## Written instruction a:
Copy the rows word for word, from the line containing "style-preview-1[interactable]: Text [551, 157, 618, 202]" through the line containing "gradient-swatch[interactable] [711, 435, 747, 456]", including both of those lines.

## Supplied text:

----------

[El Condor]

Quote:

Originally Posted by Garbz 22.05kHz can not actually be displayed. Nyquests theorm requires the sampling rate to be significantly greater than frequency. Even 21kHz is pushing it with some modulation resulting. Zenja yeah soundforge connects the dots, I think it's a setting somewhere to smoother over it or whatever. It makes it easier to see when aliasing filters are failing after resampling etc. My frame was of a pure 20kHz signal at -0dB not of music. The fact that there's a curvy line through it or not makes no difference, the location of the dots are the important thing . The point was a sine function is hard to approximate without more than 2 dots. As for the comparison: The top one has a 16:1 zoom, the bottom a 1:1. You can clearly see (or rather can't because the dots are so close together) that a 60hz wave has many samples to approximate it.

Bah, I just noticed that the Nyquist frequency, as an upper bound, is not included (Doh).

The Nyquist-Shannon theorem states that aliasing can be avoided if the Nyquist Frequency (Half the sampling rate) is greater than the bandwidth!! Clearer, I thought the Nyquist Frequency could also be represented, I wasn't paying enough attention, but this seems fishy still. What happens when you tend toward the Nyquist frequency without attaining it (Or does the theorem only apply to integer frequencies?)? Wouldn't you still get aliasing problems (Mostly getting only 2 points + an odd point every so often. Can the aliasing problem be resolved in such a case? Most probably not I would think)?. Indeed, 22.05 Khz can not be represented because then the bandwidth would be <= to the Nyquist frequency which means we would get EXACTLY a maximum of 2 points to represent the curve (Infinite aliasing at exactly the Nyquist Frequency).

----------

## Items:

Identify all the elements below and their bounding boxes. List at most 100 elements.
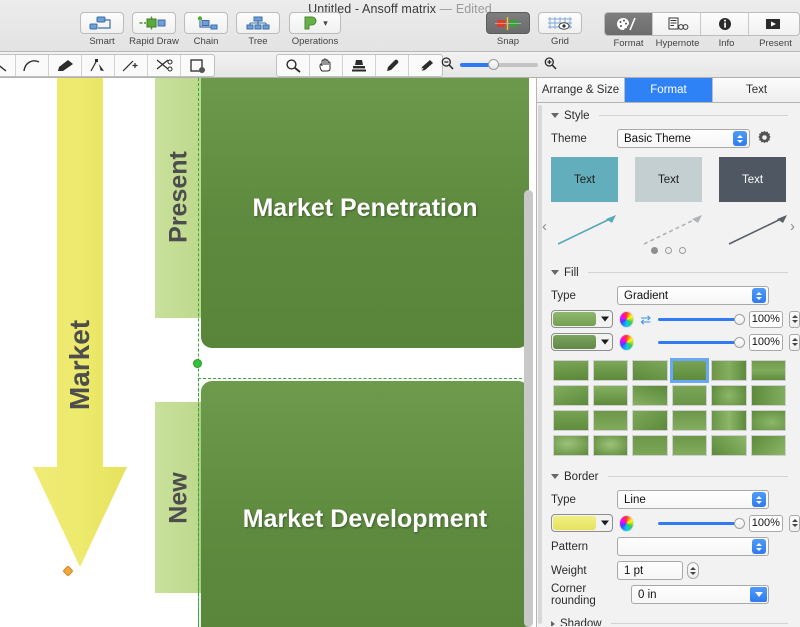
style-preview-1[interactable]: Text [551, 157, 618, 202]
cell-market-penetration[interactable]: Market Penetration [201, 78, 529, 348]
add-point-tool-icon[interactable] [115, 55, 148, 76]
gradient-swatch[interactable] [632, 360, 668, 381]
border-weight-stepper[interactable] [687, 562, 699, 579]
section-style-header[interactable]: Style [537, 107, 800, 124]
slider-knob[interactable] [734, 314, 745, 325]
chevron-updown-icon[interactable] [733, 131, 747, 146]
format-palette-icon[interactable] [605, 13, 653, 35]
gradient-swatch[interactable] [711, 435, 747, 456]
market-axis-arrow[interactable]: Market [33, 78, 127, 627]
gradient-swatch[interactable] [632, 435, 668, 456]
fill-color-well-2[interactable] [551, 333, 613, 351]
color-wheel-icon[interactable] [619, 515, 634, 532]
document-canvas[interactable]: Market Present New Market Penetration Ma… [0, 78, 536, 627]
operations-icon[interactable]: ▾ [289, 12, 341, 34]
tree-icon[interactable] [236, 12, 280, 34]
smart-connector-icon[interactable] [80, 12, 124, 34]
fill-opacity-value-2[interactable]: 100% [749, 334, 784, 351]
section-border-header[interactable]: Border [537, 468, 800, 485]
cell-market-development[interactable]: Market Development [201, 381, 529, 627]
toolbar-item-smart[interactable]: Smart [76, 12, 128, 47]
paintbrush-tool-icon[interactable] [409, 55, 442, 76]
chevron-updown-icon[interactable] [752, 492, 766, 507]
pen-tool-icon[interactable] [49, 55, 82, 76]
inspector-tabs[interactable]: Arrange & Size Format Text [537, 78, 800, 103]
tab-text[interactable]: Text [713, 78, 800, 102]
style-preview-row[interactable]: Text Text Text [537, 157, 800, 202]
tab-format[interactable]: Format [625, 78, 713, 102]
theme-select[interactable]: Basic Theme [617, 129, 750, 148]
border-opacity-slider[interactable] [658, 516, 743, 530]
zoom-out-icon[interactable] [440, 56, 455, 74]
border-color-well[interactable] [551, 514, 613, 532]
gradient-swatch[interactable] [672, 410, 708, 431]
rapid-draw-icon[interactable] [132, 12, 176, 34]
chain-icon[interactable] [184, 12, 228, 34]
chevron-left-icon[interactable]: ‹ [542, 218, 547, 235]
chevron-updown-icon[interactable] [752, 288, 766, 303]
grid-icon[interactable] [538, 12, 582, 34]
gradient-swatch[interactable] [672, 435, 708, 456]
inspector-scrollbar[interactable] [538, 105, 542, 624]
gradient-swatch[interactable] [553, 410, 589, 431]
fill-opacity-stepper-1[interactable] [789, 311, 800, 328]
slider-knob[interactable] [734, 337, 745, 348]
gradient-swatch[interactable] [553, 360, 589, 381]
eyedropper-tool-icon[interactable] [376, 55, 409, 76]
connector-style-2[interactable] [640, 212, 708, 248]
border-opacity-stepper[interactable] [789, 515, 800, 532]
chevron-down-icon[interactable]: ▾ [323, 18, 328, 29]
swap-colors-icon[interactable]: ⇄ [640, 313, 651, 326]
curve-tool-icon[interactable] [16, 55, 49, 76]
gradient-swatch[interactable] [751, 435, 787, 456]
view-tools-strip[interactable] [276, 54, 443, 77]
disclosure-triangle-icon[interactable] [551, 270, 559, 275]
gradient-swatch[interactable] [593, 410, 629, 431]
style-preview-3[interactable]: Text [719, 157, 786, 202]
snap-icon[interactable] [486, 12, 530, 34]
slider-knob[interactable] [734, 518, 745, 529]
tab-arrange-size[interactable]: Arrange & Size [537, 78, 625, 102]
chevron-down-icon[interactable] [601, 521, 609, 526]
gradient-swatch[interactable] [751, 360, 787, 381]
disclosure-triangle-icon[interactable] [551, 474, 559, 479]
line-tool-icon[interactable] [0, 55, 16, 76]
toolbar-item-grid[interactable]: Grid [534, 12, 586, 47]
chevron-down-icon[interactable] [601, 317, 609, 322]
present-icon[interactable] [749, 13, 797, 35]
gradient-swatch[interactable] [751, 410, 787, 431]
zoom-in-icon[interactable] [543, 56, 558, 74]
gradient-swatch[interactable] [593, 435, 629, 456]
gradient-swatch[interactable] [553, 385, 589, 406]
hypernote-icon[interactable] [653, 13, 701, 35]
border-pattern-select[interactable] [617, 537, 769, 556]
gradient-swatch[interactable] [711, 360, 747, 381]
color-wheel-icon[interactable] [619, 311, 634, 328]
chevron-down-icon[interactable] [601, 340, 609, 345]
canvas-vertical-scrollbar[interactable] [524, 190, 533, 627]
toolbar-item-rapid-draw[interactable]: Rapid Draw [128, 12, 180, 47]
stamp-tool-icon[interactable] [343, 55, 376, 76]
style-preview-2[interactable]: Text [635, 157, 702, 202]
connector-style-3[interactable] [725, 212, 793, 248]
row-label-new[interactable]: New [155, 402, 203, 593]
chevron-down-icon[interactable] [750, 587, 767, 602]
scissors-tool-icon[interactable] [148, 55, 181, 76]
gradient-swatch[interactable] [711, 385, 747, 406]
gear-icon[interactable] [757, 130, 772, 148]
gradient-swatch-selected[interactable] [672, 360, 708, 381]
gradient-swatch[interactable] [632, 410, 668, 431]
connector-style-1[interactable] [554, 212, 622, 248]
gradient-swatch[interactable] [553, 435, 589, 456]
fill-opacity-slider-1[interactable] [658, 312, 743, 326]
gradient-swatch[interactable] [711, 410, 747, 431]
border-opacity-value[interactable]: 100% [749, 515, 784, 532]
border-weight-input[interactable]: 1 pt [617, 561, 683, 580]
connector-style-preview-row[interactable]: ‹ › [537, 204, 800, 251]
fill-type-select[interactable]: Gradient [617, 286, 769, 305]
row-label-present[interactable]: Present [155, 78, 203, 318]
toolbar-item-tree[interactable]: Tree [232, 12, 284, 47]
magnifier-tool-icon[interactable] [277, 55, 310, 76]
gradient-swatch[interactable] [593, 360, 629, 381]
gradient-swatch[interactable] [672, 385, 708, 406]
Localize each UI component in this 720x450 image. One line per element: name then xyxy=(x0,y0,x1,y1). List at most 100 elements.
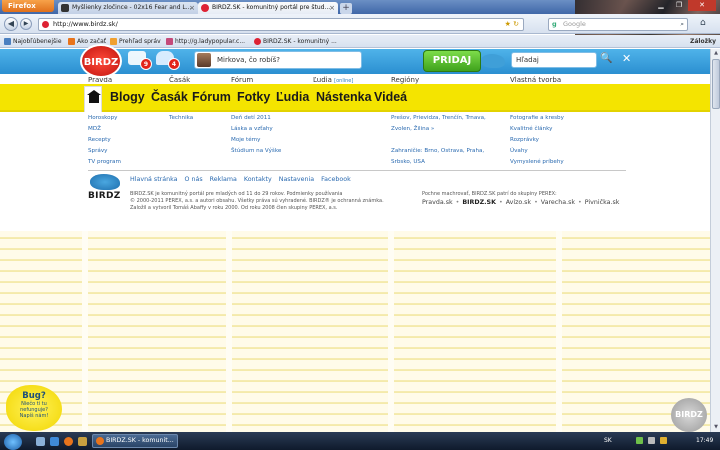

----------

## Written instruction b:
In the Nyquist discussion, what signal did the poster's frame show?

## Right answer a:
style-preview-1[interactable]: Text [551, 157, 618, 202]
cell-market-penetration[interactable]: Market Penetration [201, 78, 529, 348]
add-point-tool-icon[interactable] [115, 55, 148, 76]
gradient-swatch[interactable] [632, 360, 668, 381]
border-weight-stepper[interactable] [687, 562, 699, 579]
section-style-header[interactable]: Style [537, 107, 800, 124]
slider-knob[interactable] [734, 314, 745, 325]
chevron-updown-icon[interactable] [733, 131, 747, 146]
format-palette-icon[interactable] [605, 13, 653, 35]
gradient-swatch[interactable] [711, 435, 747, 456]

## Right answer b:
A pure 20kHz signal at -0dB, not music.